Your task is to restate the data word for word.
::: Entries provided :::
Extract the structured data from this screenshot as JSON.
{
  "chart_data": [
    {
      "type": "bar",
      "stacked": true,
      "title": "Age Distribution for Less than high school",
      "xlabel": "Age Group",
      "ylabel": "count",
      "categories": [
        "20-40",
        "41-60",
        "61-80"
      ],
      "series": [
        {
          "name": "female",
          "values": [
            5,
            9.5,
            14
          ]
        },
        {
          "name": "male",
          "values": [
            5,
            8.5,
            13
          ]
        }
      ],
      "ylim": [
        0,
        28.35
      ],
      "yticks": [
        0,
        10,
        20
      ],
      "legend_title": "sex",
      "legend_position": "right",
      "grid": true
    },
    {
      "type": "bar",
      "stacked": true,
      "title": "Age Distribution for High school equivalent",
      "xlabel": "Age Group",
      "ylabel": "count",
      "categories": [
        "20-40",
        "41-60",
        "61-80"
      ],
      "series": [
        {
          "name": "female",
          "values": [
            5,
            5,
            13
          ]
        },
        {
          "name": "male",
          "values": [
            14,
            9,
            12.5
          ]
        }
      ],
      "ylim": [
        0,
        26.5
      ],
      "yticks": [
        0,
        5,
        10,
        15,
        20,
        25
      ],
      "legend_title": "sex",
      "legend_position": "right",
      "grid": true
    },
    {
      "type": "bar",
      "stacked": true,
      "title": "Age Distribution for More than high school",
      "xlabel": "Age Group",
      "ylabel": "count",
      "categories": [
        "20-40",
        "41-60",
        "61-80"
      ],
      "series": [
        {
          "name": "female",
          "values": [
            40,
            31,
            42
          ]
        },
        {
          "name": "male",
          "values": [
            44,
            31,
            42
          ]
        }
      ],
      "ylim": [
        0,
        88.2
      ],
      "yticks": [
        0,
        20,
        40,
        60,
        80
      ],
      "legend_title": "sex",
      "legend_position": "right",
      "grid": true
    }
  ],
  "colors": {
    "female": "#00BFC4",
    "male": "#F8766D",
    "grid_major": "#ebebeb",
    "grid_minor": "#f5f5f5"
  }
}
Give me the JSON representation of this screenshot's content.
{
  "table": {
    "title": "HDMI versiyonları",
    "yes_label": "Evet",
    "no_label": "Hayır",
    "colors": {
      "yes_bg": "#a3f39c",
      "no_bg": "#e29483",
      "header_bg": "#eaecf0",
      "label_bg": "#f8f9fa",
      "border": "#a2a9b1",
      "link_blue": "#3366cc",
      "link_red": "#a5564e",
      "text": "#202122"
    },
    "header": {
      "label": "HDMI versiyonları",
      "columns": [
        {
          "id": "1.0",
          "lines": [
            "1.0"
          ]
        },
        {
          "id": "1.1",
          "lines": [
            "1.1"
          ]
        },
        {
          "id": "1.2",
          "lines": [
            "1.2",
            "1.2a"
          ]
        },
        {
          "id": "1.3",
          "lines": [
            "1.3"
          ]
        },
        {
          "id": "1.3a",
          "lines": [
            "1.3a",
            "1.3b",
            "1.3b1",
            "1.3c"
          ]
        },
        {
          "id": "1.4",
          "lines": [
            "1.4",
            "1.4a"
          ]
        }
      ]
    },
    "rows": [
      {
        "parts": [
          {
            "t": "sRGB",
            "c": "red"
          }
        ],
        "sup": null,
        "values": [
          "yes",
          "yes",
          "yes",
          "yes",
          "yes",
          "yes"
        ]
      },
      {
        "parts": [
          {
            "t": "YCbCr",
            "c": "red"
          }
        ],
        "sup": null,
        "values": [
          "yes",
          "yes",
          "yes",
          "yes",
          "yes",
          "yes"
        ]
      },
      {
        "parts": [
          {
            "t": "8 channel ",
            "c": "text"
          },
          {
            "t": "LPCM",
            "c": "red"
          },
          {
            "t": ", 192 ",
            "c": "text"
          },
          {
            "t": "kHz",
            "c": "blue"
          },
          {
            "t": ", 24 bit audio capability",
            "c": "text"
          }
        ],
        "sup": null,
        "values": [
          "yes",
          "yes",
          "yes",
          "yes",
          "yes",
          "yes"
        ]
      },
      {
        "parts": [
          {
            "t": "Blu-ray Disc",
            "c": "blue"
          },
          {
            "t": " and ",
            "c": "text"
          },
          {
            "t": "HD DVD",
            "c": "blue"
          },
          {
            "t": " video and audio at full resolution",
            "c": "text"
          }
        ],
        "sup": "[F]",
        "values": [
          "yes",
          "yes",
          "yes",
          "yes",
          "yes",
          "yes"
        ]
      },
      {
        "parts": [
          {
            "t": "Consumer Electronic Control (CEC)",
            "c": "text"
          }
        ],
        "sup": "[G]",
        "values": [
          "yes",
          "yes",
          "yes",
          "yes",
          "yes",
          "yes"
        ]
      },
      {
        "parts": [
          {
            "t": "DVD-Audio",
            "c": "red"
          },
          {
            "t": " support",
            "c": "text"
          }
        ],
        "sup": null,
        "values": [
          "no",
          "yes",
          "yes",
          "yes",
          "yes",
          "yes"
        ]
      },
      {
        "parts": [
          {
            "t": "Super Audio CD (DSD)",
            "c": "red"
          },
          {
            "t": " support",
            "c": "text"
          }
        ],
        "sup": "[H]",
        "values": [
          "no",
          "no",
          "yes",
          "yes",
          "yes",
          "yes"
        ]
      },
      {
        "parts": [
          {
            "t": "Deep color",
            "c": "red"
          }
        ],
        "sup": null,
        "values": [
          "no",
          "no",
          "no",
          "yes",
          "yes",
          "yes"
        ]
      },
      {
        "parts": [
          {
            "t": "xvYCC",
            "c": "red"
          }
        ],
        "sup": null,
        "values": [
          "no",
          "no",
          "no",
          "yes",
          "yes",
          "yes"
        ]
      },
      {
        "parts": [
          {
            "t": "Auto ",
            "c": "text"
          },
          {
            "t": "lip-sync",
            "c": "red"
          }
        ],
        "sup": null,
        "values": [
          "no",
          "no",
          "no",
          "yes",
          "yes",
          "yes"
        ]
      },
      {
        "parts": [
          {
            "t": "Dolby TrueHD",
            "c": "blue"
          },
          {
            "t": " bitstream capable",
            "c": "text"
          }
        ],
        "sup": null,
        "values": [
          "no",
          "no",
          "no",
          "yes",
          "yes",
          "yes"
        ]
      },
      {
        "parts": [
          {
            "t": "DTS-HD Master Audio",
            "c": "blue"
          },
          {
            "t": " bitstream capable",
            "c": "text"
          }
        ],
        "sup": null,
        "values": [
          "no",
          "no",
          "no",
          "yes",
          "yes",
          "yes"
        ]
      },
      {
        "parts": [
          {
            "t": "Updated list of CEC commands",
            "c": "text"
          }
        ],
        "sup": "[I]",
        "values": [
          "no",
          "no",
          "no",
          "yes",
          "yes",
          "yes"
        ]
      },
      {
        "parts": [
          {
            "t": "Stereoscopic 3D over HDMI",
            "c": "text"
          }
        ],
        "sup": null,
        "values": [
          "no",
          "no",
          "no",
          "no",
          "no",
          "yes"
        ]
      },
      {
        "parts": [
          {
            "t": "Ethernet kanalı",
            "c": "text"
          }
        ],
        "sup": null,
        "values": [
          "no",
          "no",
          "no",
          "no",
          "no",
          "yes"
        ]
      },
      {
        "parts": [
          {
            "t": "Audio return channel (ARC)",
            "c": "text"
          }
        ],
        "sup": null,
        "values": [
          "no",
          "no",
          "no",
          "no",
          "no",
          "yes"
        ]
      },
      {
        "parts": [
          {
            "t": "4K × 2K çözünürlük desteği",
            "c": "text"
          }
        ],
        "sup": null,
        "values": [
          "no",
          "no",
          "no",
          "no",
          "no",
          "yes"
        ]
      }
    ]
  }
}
:::
▶ Right answer
Extract the structured data from this screenshot as JSON.
{
  "chart_data": [
    {
      "type": "bar",
      "stacked": true,
      "title": "Age Distribution for Less than high school",
      "xlabel": "Age Group",
      "ylabel": "count",
      "categories": [
        "20-40",
        "41-60",
        "61-80"
      ],
      "series": [
        {
          "name": "female",
          "values": [
            5,
            9.5,
            14
          ]
        },
        {
          "name": "male",
          "values": [
            5,
            8.5,
            13
          ]
        }
      ],
      "ylim": [
        0,
        28.35
      ],
      "yticks": [
        0,
        10,
        20
      ],
      "legend_title": "sex",
      "legend_position": "right",
      "grid": true
    },
    {
      "type": "bar",
      "stacked": true,
      "title": "Age Distribution for High school equivalent",
      "xlabel": "Age Group",
      "ylabel": "count",
      "categories": [
        "20-40",
        "41-60",
        "61-80"
      ],
      "series": [
        {
          "name": "female",
          "values": [
            5,
            5,
            13
          ]
        },
        {
          "name": "male",
          "values": [
            14,
            9,
            12.5
          ]
        }
      ],
      "ylim": [
        0,
        26.5
      ],
      "yticks": [
        0,
        5,
        10,
        15,
        20,
        25
      ],
      "legend_title": "sex",
      "legend_position": "right",
      "grid": true
    },
    {
      "type": "bar",
      "stacked": true,
      "title": "Age Distribution for More than high school",
      "xlabel": "Age Group",
      "ylabel": "count",
      "categories": [
        "20-40",
        "41-60",
        "61-80"
      ],
      "series": [
        {
          "name": "female",
          "values": [
            40,
            31,
            42
          ]
        },
        {
          "name": "male",
          "values": [
            44,
            31,
            42
          ]
        }
      ],
      "ylim": [
        0,
        88.2
      ],
      "yticks": [
        0,
        20,
        40,
        60,
        80
      ],
      "legend_title": "sex",
      "legend_position": "right",
      "grid": true
    }
  ],
  "colors": {
    "female": "#00BFC4",
    "male": "#F8766D",
    "grid_major": "#ebebeb",
    "grid_minor": "#f5f5f5"
  }
}
Give me the JSON representation of this screenshot's content.
{
  "table": {
    "title": "HDMI versiyonları",
    "yes_label": "Evet",
    "no_label": "Hayır",
    "colors": {
      "yes_bg": "#a3f39c",
      "no_bg": "#e29483",
      "header_bg": "#eaecf0",
      "label_bg": "#f8f9fa",
      "border": "#a2a9b1",
      "link_blue": "#3366cc",
      "link_red": "#a5564e",
      "text": "#202122"
    },
    "header": {
      "label": "HDMI versiyonları",
      "columns": [
        {
          "id": "1.0",
          "lines": [
            "1.0"
          ]
        },
        {
          "id": "1.1",
          "lines": [
            "1.1"
          ]
        },
        {
          "id": "1.2",
          "lines": [
            "1.2",
            "1.2a"
          ]
        },
        {
          "id": "1.3",
          "lines": [
            "1.3"
          ]
        },
        {
          "id": "1.3a",
          "lines": [
            "1.3a",
            "1.3b",
            "1.3b1",
            "1.3c"
          ]
        },
        {
          "id": "1.4",
          "lines": [
            "1.4",
            "1.4a"
          ]
        }
      ]
    },
    "rows": [
      {
        "parts": [
          {
            "t": "sRGB",
            "c": "red"
          }
        ],
        "sup": null,
        "values": [
          "yes",
          "yes",
          "yes",
          "yes",
          "yes",
          "yes"
        ]
      },
      {
        "parts": [
          {
            "t": "YCbCr",
            "c": "red"
          }
        ],
        "sup": null,
        "values": [
          "yes",
          "yes",
          "yes",
          "yes",
          "yes",
          "yes"
        ]
      },
      {
        "parts": [
          {
            "t": "8 channel ",
            "c": "text"
          },
          {
            "t": "LPCM",
            "c": "red"
          },
          {
            "t": ", 192 ",
            "c": "text"
          },
          {
            "t": "kHz",
            "c": "blue"
          },
          {
            "t": ", 24 bit audio capability",
            "c": "text"
          }
        ],
        "sup": null,
        "values": [
          "yes",
          "yes",
          "yes",
          "yes",
          "yes",
          "yes"
        ]
      },
      {
        "parts": [
          {
            "t": "Blu-ray Disc",
            "c": "blue"
          },
          {
            "t": " and ",
            "c": "text"
          },
          {
            "t": "HD DVD",
            "c": "blue"
          },
          {
            "t": " video and audio at full resolution",
            "c": "text"
          }
        ],
        "sup": "[F]",
        "values": [
          "yes",
          "yes",
          "yes",
          "yes",
          "yes",
          "yes"
        ]
      },
      {
        "parts": [
          {
            "t": "Consumer Electronic Control (CEC)",
            "c": "text"
          }
        ],
        "sup": "[G]",
        "values": [
          "yes",
          "yes",
          "yes",
          "yes",
          "yes",
          "yes"
        ]
      },
      {
        "parts": [
          {
            "t": "DVD-Audio",
            "c": "red"
          },
          {
            "t": " support",
            "c": "text"
          }
        ],
        "sup": null,
        "values": [
          "no",
          "yes",
          "yes",
          "yes",
          "yes",
          "yes"
        ]
      },
      {
        "parts": [
          {
            "t": "Super Audio CD (DSD)",
            "c": "red"
          },
          {
            "t": " support",
            "c": "text"
          }
        ],
        "sup": "[H]",
        "values": [
          "no",
          "no",
          "yes",
          "yes",
          "yes",
          "yes"
        ]
      },
      {
        "parts": [
          {
            "t": "Deep color",
            "c": "red"
          }
        ],
        "sup": null,
        "values": [
          "no",
          "no",
          "no",
          "yes",
          "yes",
          "yes"
        ]
      },
      {
        "parts": [
          {
            "t": "xvYCC",
            "c": "red"
          }
        ],
        "sup": null,
        "values": [
          "no",
          "no",
          "no",
          "yes",
          "yes",
          "yes"
        ]
      },
      {
        "parts": [
          {
            "t": "Auto ",
            "c": "text"
          },
          {
            "t": "lip-sync",
            "c": "red"
          }
        ],
        "sup": null,
        "values": [
          "no",
          "no",
          "no",
          "yes",
          "yes",
          "yes"
        ]
      },
      {
        "parts": [
          {
            "t": "Dolby TrueHD",
            "c": "blue"
          },
          {
            "t": " bitstream capable",
            "c": "text"
          }
        ],
        "sup": null,
        "values": [
          "no",
          "no",
          "no",
          "yes",
          "yes",
          "yes"
        ]
      },
      {
        "parts": [
          {
            "t": "DTS-HD Master Audio",
            "c": "blue"
          },
          {
            "t": " bitstream capable",
            "c": "text"
          }
        ],
        "sup": null,
        "values": [
          "no",
          "no",
          "no",
          "yes",
          "yes",
          "yes"
        ]
      },
      {
        "parts": [
          {
            "t": "Updated list of CEC commands",
            "c": "text"
          }
        ],
        "sup": "[I]",
        "values": [
          "no",
          "no",
          "no",
          "yes",
          "yes",
          "yes"
        ]
      },
      {
        "parts": [
          {
            "t": "Stereoscopic 3D over HDMI",
            "c": "text"
          }
        ],
        "sup": null,
        "values": [
          "no",
          "no",
          "no",
          "no",
          "no",
          "yes"
        ]
      },
      {
        "parts": [
          {
            "t": "Ethernet kanalı",
            "c": "text"
          }
        ],
        "sup": null,
        "values": [
          "no",
          "no",
          "no",
          "no",
          "no",
          "yes"
        ]
      },
      {
        "parts": [
          {
            "t": "Audio return channel (ARC)",
            "c": "text"
          }
        ],
        "sup": null,
        "values": [
          "no",
          "no",
          "no",
          "no",
          "no",
          "yes"
        ]
      },
      {
        "parts": [
          {
            "t": "4K × 2K çözünürlük desteği",
            "c": "text"
          }
        ],
        "sup": null,
        "values": [
          "no",
          "no",
          "no",
          "no",
          "no",
          "yes"
        ]
      }
    ]
  }
}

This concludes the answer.